(Figure content listings)
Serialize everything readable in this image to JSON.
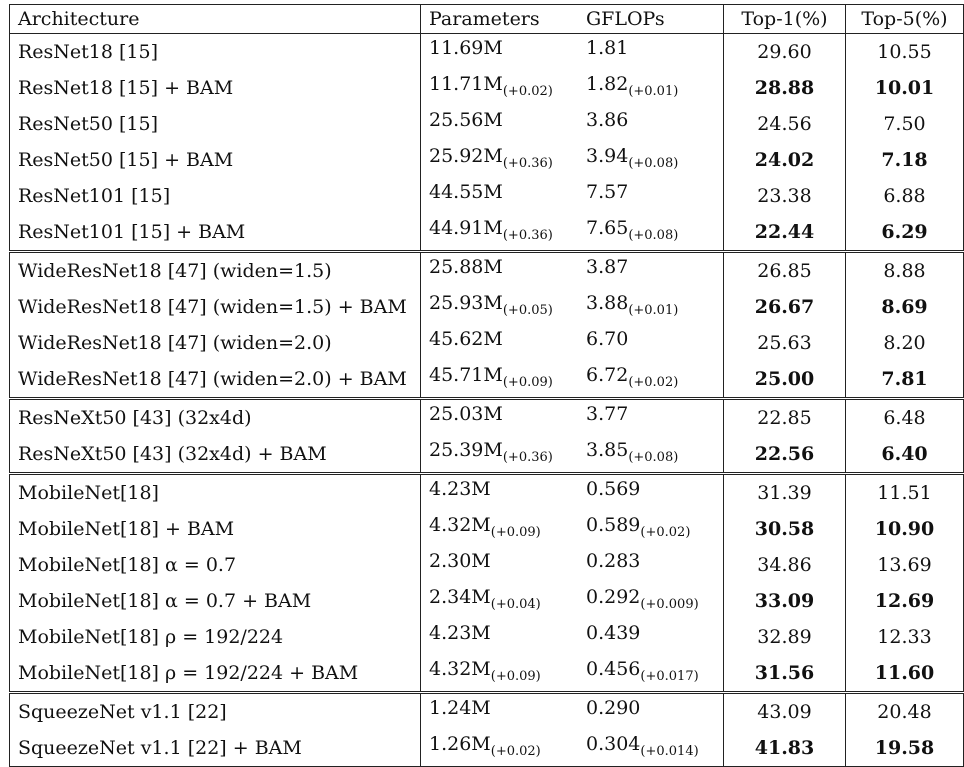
{
  "headers": [
    "Architecture",
    "Parameters",
    "GFLOPs",
    "Top-1(%)",
    "Top-5(%)"
  ],
  "groups": [
    [
      {
        "arch": "ResNet18 [15]",
        "params": "11.69M",
        "params_delta": "",
        "gflops": "1.81",
        "gflops_delta": "",
        "top1": "29.60",
        "top5": "10.55",
        "bold": false
      },
      {
        "arch": "ResNet18 [15] + BAM",
        "params": "11.71M",
        "params_delta": "(+0.02)",
        "gflops": "1.82",
        "gflops_delta": "(+0.01)",
        "top1": "28.88",
        "top5": "10.01",
        "bold": true
      },
      {
        "arch": "ResNet50 [15]",
        "params": "25.56M",
        "params_delta": "",
        "gflops": "3.86",
        "gflops_delta": "",
        "top1": "24.56",
        "top5": "7.50",
        "bold": false
      },
      {
        "arch": "ResNet50 [15] + BAM",
        "params": "25.92M",
        "params_delta": "(+0.36)",
        "gflops": "3.94",
        "gflops_delta": "(+0.08)",
        "top1": "24.02",
        "top5": "7.18",
        "bold": true
      },
      {
        "arch": "ResNet101 [15]",
        "params": "44.55M",
        "params_delta": "",
        "gflops": "7.57",
        "gflops_delta": "",
        "top1": "23.38",
        "top5": "6.88",
        "bold": false
      },
      {
        "arch": "ResNet101 [15] + BAM",
        "params": "44.91M",
        "params_delta": "(+0.36)",
        "gflops": "7.65",
        "gflops_delta": "(+0.08)",
        "top1": "22.44",
        "top5": "6.29",
        "bold": true
      }
    ],
    [
      {
        "arch": "WideResNet18 [47] (widen=1.5)",
        "params": "25.88M",
        "params_delta": "",
        "gflops": "3.87",
        "gflops_delta": "",
        "top1": "26.85",
        "top5": "8.88",
        "bold": false
      },
      {
        "arch": "WideResNet18 [47] (widen=1.5) + BAM",
        "params": "25.93M",
        "params_delta": "(+0.05)",
        "gflops": "3.88",
        "gflops_delta": "(+0.01)",
        "top1": "26.67",
        "top5": "8.69",
        "bold": true
      },
      {
        "arch": "WideResNet18 [47] (widen=2.0)",
        "params": "45.62M",
        "params_delta": "",
        "gflops": "6.70",
        "gflops_delta": "",
        "top1": "25.63",
        "top5": "8.20",
        "bold": false
      },
      {
        "arch": "WideResNet18 [47] (widen=2.0) + BAM",
        "params": "45.71M",
        "params_delta": "(+0.09)",
        "gflops": "6.72",
        "gflops_delta": "(+0.02)",
        "top1": "25.00",
        "top5": "7.81",
        "bold": true
      }
    ],
    [
      {
        "arch": "ResNeXt50 [43] (32x4d)",
        "params": "25.03M",
        "params_delta": "",
        "gflops": "3.77",
        "gflops_delta": "",
        "top1": "22.85",
        "top5": "6.48",
        "bold": false
      },
      {
        "arch": "ResNeXt50 [43] (32x4d) + BAM",
        "params": "25.39M",
        "params_delta": "(+0.36)",
        "gflops": "3.85",
        "gflops_delta": "(+0.08)",
        "top1": "22.56",
        "top5": "6.40",
        "bold": true
      }
    ],
    [
      {
        "arch": "MobileNet[18]",
        "params": "4.23M",
        "params_delta": "",
        "gflops": "0.569",
        "gflops_delta": "",
        "top1": "31.39",
        "top5": "11.51",
        "bold": false
      },
      {
        "arch": "MobileNet[18] + BAM",
        "params": "4.32M",
        "params_delta": "(+0.09)",
        "gflops": "0.589",
        "gflops_delta": "(+0.02)",
        "top1": "30.58",
        "top5": "10.90",
        "bold": true
      },
      {
        "arch": "MobileNet[18] α = 0.7",
        "params": "2.30M",
        "params_delta": "",
        "gflops": "0.283",
        "gflops_delta": "",
        "top1": "34.86",
        "top5": "13.69",
        "bold": false
      },
      {
        "arch": "MobileNet[18] α = 0.7 + BAM",
        "params": "2.34M",
        "params_delta": "(+0.04)",
        "gflops": "0.292",
        "gflops_delta": "(+0.009)",
        "top1": "33.09",
        "top5": "12.69",
        "bold": true
      },
      {
        "arch": "MobileNet[18] ρ = 192/224",
        "params": "4.23M",
        "params_delta": "",
        "gflops": "0.439",
        "gflops_delta": "",
        "top1": "32.89",
        "top5": "12.33",
        "bold": false
      },
      {
        "arch": "MobileNet[18] ρ = 192/224 + BAM",
        "params": "4.32M",
        "params_delta": "(+0.09)",
        "gflops": "0.456",
        "gflops_delta": "(+0.017)",
        "top1": "31.56",
        "top5": "11.60",
        "bold": true
      }
    ],
    [
      {
        "arch": "SqueezeNet v1.1 [22]",
        "params": "1.24M",
        "params_delta": "",
        "gflops": "0.290",
        "gflops_delta": "",
        "top1": "43.09",
        "top5": "20.48",
        "bold": false
      },
      {
        "arch": "SqueezeNet v1.1 [22] + BAM",
        "params": "1.26M",
        "params_delta": "(+0.02)",
        "gflops": "0.304",
        "gflops_delta": "(+0.014)",
        "top1": "41.83",
        "top5": "19.58",
        "bold": true
      }
    ]
  ]
}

■ **What to do**:
Extract each line holding the string "SqueezeNet".

■ **Solved exercise**:
        "arch": "SqueezeNet v1.1 [22]",
        "arch": "SqueezeNet v1.1 [22] + BAM",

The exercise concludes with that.